Filter these entries, keeping only lines that hold the word "name".

--- STORED DATA ---

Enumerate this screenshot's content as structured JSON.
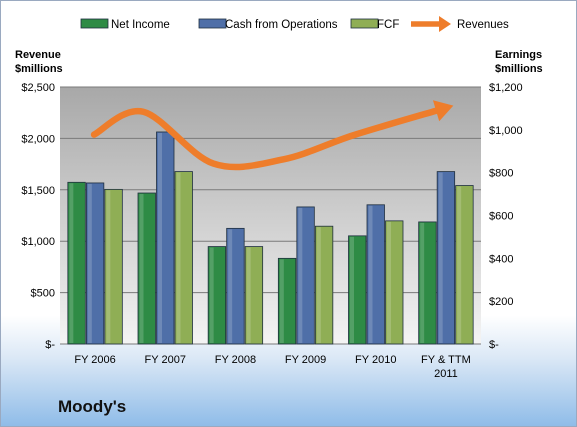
{
  "company": "Moody's",
  "chart_data": {
    "type": "bar",
    "categories": [
      "FY 2006",
      "FY 2007",
      "FY 2008",
      "FY 2009",
      "FY 2010",
      "FY & TTM 2011"
    ],
    "category_lines": [
      [
        "FY 2006"
      ],
      [
        "FY 2007"
      ],
      [
        "FY 2008"
      ],
      [
        "FY 2009"
      ],
      [
        "FY 2010"
      ],
      [
        "FY & TTM",
        "2011"
      ]
    ],
    "series": [
      {
        "name": "Net Income",
        "axis": "right",
        "color": "#2e8b45",
        "values": [
          755,
          705,
          455,
          400,
          505,
          570
        ]
      },
      {
        "name": "Cash from Operations",
        "axis": "right",
        "color": "#4f6fa8",
        "values": [
          752,
          990,
          540,
          640,
          650,
          805
        ]
      },
      {
        "name": "FCF",
        "axis": "right",
        "color": "#8fae55",
        "values": [
          722,
          805,
          455,
          550,
          575,
          740
        ]
      },
      {
        "name": "Revenues",
        "axis": "left",
        "type": "line",
        "color": "#ee7d2b",
        "values": [
          2037,
          2259,
          1755,
          1797,
          2032,
          2280
        ]
      }
    ],
    "left_axis": {
      "title_lines": [
        "Revenue",
        "$millions"
      ],
      "ylim": [
        0,
        2500
      ],
      "ticks": [
        0,
        500,
        1000,
        1500,
        2000,
        2500
      ],
      "tick_labels": [
        "$-",
        "$500",
        "$1,000",
        "$1,500",
        "$2,000",
        "$2,500"
      ]
    },
    "right_axis": {
      "title_lines": [
        "Earnings",
        "$millions"
      ],
      "ylim": [
        0,
        1200
      ],
      "ticks": [
        0,
        200,
        400,
        600,
        800,
        1000,
        1200
      ],
      "tick_labels": [
        "$-",
        "$200",
        "$400",
        "$600",
        "$800",
        "$1,000",
        "$1,200"
      ]
    },
    "legend": {
      "position": "top"
    },
    "grid": true
  }
}
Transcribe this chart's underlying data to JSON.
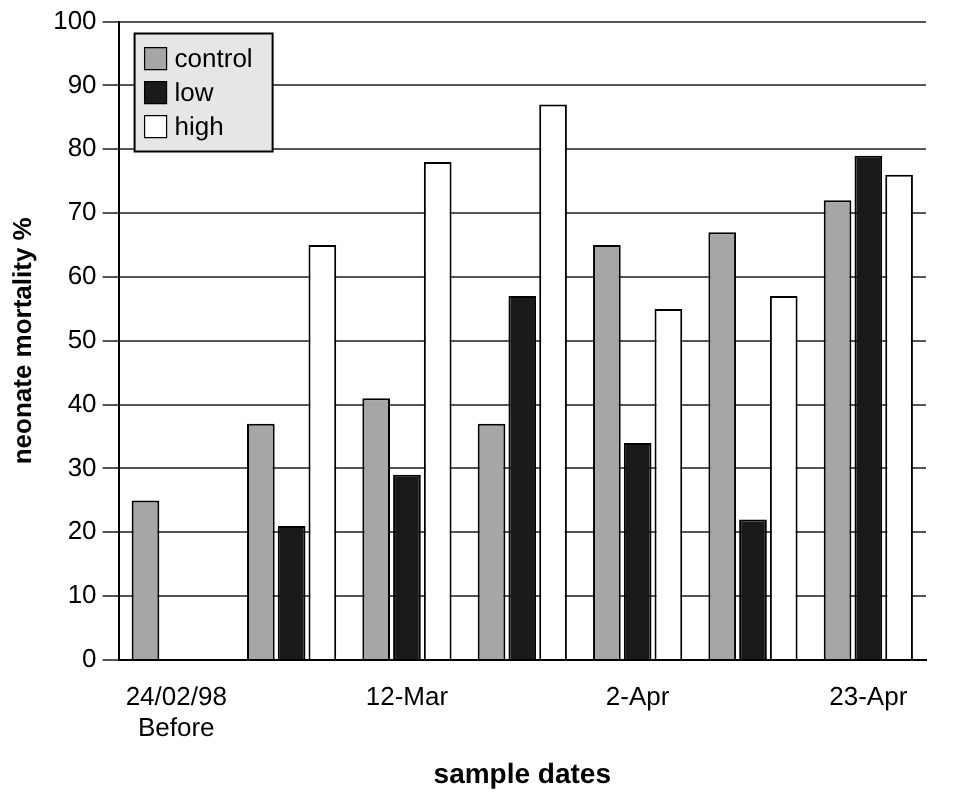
{
  "chart_data": {
    "type": "bar",
    "xlabel": "sample dates",
    "ylabel": "neonate mortality %",
    "categories": [
      "24/02/98\nBefore",
      null,
      "12-Mar",
      null,
      "2-Apr",
      null,
      "23-Apr"
    ],
    "series": [
      {
        "name": "control",
        "color": "#a6a6a6",
        "values": [
          25,
          37,
          41,
          37,
          65,
          67,
          72
        ]
      },
      {
        "name": "low",
        "color": "#1a1a1a",
        "values": [
          null,
          21,
          29,
          57,
          34,
          22,
          79
        ]
      },
      {
        "name": "high",
        "color": "#ffffff",
        "values": [
          null,
          65,
          78,
          87,
          55,
          57,
          76
        ]
      }
    ],
    "ylim": [
      0,
      100
    ],
    "yticks": [
      0,
      10,
      20,
      30,
      40,
      50,
      60,
      70,
      80,
      90,
      100
    ],
    "grid": "y",
    "legend": "top left"
  }
}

---

● ANSWER TO THIS PROBLEM
        "name": "Net Income",
        "name": "Cash from Operations",
        "name": "FCF",
        "name": "Revenues",
        "name": "control",
        "name": "low",
        "name": "high",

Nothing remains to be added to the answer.